---------- Exercise data ----------

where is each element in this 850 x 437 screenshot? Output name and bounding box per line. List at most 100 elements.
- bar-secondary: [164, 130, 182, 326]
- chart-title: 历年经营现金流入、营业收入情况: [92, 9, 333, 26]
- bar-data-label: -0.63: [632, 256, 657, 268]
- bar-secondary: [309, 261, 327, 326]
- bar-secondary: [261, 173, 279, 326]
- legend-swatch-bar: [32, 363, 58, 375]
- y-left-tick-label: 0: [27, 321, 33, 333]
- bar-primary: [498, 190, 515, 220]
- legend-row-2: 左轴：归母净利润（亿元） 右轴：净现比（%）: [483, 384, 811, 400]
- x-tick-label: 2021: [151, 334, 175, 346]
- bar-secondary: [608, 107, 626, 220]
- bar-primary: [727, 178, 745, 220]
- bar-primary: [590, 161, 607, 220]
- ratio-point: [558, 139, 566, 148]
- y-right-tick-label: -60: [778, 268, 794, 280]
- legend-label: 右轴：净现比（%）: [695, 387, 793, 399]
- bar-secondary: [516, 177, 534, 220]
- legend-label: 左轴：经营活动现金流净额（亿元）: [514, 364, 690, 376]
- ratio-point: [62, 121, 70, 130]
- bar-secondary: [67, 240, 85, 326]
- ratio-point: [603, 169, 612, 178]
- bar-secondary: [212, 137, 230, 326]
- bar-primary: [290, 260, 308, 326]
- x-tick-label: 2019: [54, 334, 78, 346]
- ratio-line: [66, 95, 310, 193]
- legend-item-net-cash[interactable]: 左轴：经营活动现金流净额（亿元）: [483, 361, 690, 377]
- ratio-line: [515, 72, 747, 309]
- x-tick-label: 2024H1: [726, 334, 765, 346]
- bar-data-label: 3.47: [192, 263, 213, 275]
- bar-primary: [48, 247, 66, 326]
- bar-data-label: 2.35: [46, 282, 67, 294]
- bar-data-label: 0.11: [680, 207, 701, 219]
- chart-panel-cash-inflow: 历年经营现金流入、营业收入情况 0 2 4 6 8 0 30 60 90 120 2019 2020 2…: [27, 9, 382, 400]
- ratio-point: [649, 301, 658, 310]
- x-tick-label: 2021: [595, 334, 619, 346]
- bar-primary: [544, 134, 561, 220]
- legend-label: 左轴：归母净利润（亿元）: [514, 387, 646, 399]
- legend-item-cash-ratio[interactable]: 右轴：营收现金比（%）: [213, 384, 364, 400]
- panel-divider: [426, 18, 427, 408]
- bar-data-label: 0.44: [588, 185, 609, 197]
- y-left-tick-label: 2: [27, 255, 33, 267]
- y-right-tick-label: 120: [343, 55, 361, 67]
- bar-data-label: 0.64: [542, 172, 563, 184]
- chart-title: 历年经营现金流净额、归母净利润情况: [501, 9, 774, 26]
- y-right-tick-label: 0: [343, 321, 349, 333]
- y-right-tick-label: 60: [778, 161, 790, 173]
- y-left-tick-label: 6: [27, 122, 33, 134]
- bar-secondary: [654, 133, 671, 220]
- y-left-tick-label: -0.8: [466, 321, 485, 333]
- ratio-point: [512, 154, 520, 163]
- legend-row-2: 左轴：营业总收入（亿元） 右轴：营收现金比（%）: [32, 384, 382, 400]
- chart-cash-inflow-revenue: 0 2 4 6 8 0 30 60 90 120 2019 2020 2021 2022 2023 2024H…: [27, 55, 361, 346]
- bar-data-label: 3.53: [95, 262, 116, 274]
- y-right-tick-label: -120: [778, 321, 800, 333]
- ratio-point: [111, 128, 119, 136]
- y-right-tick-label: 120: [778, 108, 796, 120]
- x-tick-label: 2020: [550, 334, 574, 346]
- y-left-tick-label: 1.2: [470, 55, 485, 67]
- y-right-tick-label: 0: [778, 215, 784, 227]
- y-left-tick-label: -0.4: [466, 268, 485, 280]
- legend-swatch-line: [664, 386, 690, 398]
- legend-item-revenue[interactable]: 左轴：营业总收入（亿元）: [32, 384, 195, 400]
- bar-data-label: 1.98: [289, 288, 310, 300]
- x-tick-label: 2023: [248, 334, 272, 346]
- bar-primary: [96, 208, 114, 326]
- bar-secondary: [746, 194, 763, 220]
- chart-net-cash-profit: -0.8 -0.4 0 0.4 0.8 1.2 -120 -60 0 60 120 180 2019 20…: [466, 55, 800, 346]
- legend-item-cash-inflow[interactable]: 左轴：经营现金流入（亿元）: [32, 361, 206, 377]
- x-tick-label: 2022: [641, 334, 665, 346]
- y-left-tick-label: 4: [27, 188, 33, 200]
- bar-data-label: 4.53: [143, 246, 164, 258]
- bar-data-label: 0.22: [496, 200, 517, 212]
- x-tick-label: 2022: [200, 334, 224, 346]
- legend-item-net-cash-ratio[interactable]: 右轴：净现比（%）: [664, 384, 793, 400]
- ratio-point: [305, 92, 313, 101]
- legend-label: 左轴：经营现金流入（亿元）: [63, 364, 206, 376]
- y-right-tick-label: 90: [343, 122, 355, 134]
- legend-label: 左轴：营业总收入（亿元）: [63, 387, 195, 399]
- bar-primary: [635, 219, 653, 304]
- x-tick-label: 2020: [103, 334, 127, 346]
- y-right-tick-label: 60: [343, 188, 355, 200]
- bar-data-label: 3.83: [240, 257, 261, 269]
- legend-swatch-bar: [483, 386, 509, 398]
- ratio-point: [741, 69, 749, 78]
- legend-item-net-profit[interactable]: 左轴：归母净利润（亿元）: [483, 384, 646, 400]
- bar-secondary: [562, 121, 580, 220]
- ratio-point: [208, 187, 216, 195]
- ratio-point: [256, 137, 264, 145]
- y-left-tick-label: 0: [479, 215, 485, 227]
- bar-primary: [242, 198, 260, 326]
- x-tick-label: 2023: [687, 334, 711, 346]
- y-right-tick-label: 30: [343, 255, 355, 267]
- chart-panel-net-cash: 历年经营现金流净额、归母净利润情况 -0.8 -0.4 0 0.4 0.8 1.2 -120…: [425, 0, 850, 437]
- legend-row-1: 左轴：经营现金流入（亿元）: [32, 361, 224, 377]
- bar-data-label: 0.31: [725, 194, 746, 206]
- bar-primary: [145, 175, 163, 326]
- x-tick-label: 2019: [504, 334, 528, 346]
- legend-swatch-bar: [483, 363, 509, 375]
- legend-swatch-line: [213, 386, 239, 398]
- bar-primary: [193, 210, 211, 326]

----------

**What you will do:**
Copy the material above word for word, starting at its first line and ending with the line that contains "- x-tick-label: 2021: [595, 334, 619, 346]", including that line.

**Answer for the task:**
where is each element in this 850 x 437 screenshot? Output name and bounding box per line. List at most 100 elements.
- bar-secondary: [164, 130, 182, 326]
- chart-title: 历年经营现金流入、营业收入情况: [92, 9, 333, 26]
- bar-data-label: -0.63: [632, 256, 657, 268]
- bar-secondary: [309, 261, 327, 326]
- bar-secondary: [261, 173, 279, 326]
- legend-swatch-bar: [32, 363, 58, 375]
- y-left-tick-label: 0: [27, 321, 33, 333]
- bar-primary: [498, 190, 515, 220]
- legend-row-2: 左轴：归母净利润（亿元） 右轴：净现比（%）: [483, 384, 811, 400]
- x-tick-label: 2021: [151, 334, 175, 346]
- bar-secondary: [608, 107, 626, 220]
- bar-primary: [727, 178, 745, 220]
- bar-primary: [590, 161, 607, 220]
- ratio-point: [558, 139, 566, 148]
- y-right-tick-label: -60: [778, 268, 794, 280]
- legend-label: 右轴：净现比（%）: [695, 387, 793, 399]
- bar-secondary: [516, 177, 534, 220]
- legend-label: 左轴：经营活动现金流净额（亿元）: [514, 364, 690, 376]
- ratio-point: [62, 121, 70, 130]
- bar-secondary: [67, 240, 85, 326]
- ratio-point: [603, 169, 612, 178]
- bar-secondary: [212, 137, 230, 326]
- bar-primary: [290, 260, 308, 326]
- x-tick-label: 2019: [54, 334, 78, 346]
- ratio-line: [66, 95, 310, 193]
- legend-item-net-cash[interactable]: 左轴：经营活动现金流净额（亿元）: [483, 361, 690, 377]
- ratio-line: [515, 72, 747, 309]
- x-tick-label: 2024H1: [726, 334, 765, 346]
- bar-data-label: 3.47: [192, 263, 213, 275]
- bar-primary: [48, 247, 66, 326]
- bar-data-label: 2.35: [46, 282, 67, 294]
- bar-data-label: 0.11: [680, 207, 701, 219]
- chart-panel-cash-inflow: 历年经营现金流入、营业收入情况 0 2 4 6 8 0 30 60 90 120 2019 2020 2…: [27, 9, 382, 400]
- ratio-point: [649, 301, 658, 310]
- x-tick-label: 2021: [595, 334, 619, 346]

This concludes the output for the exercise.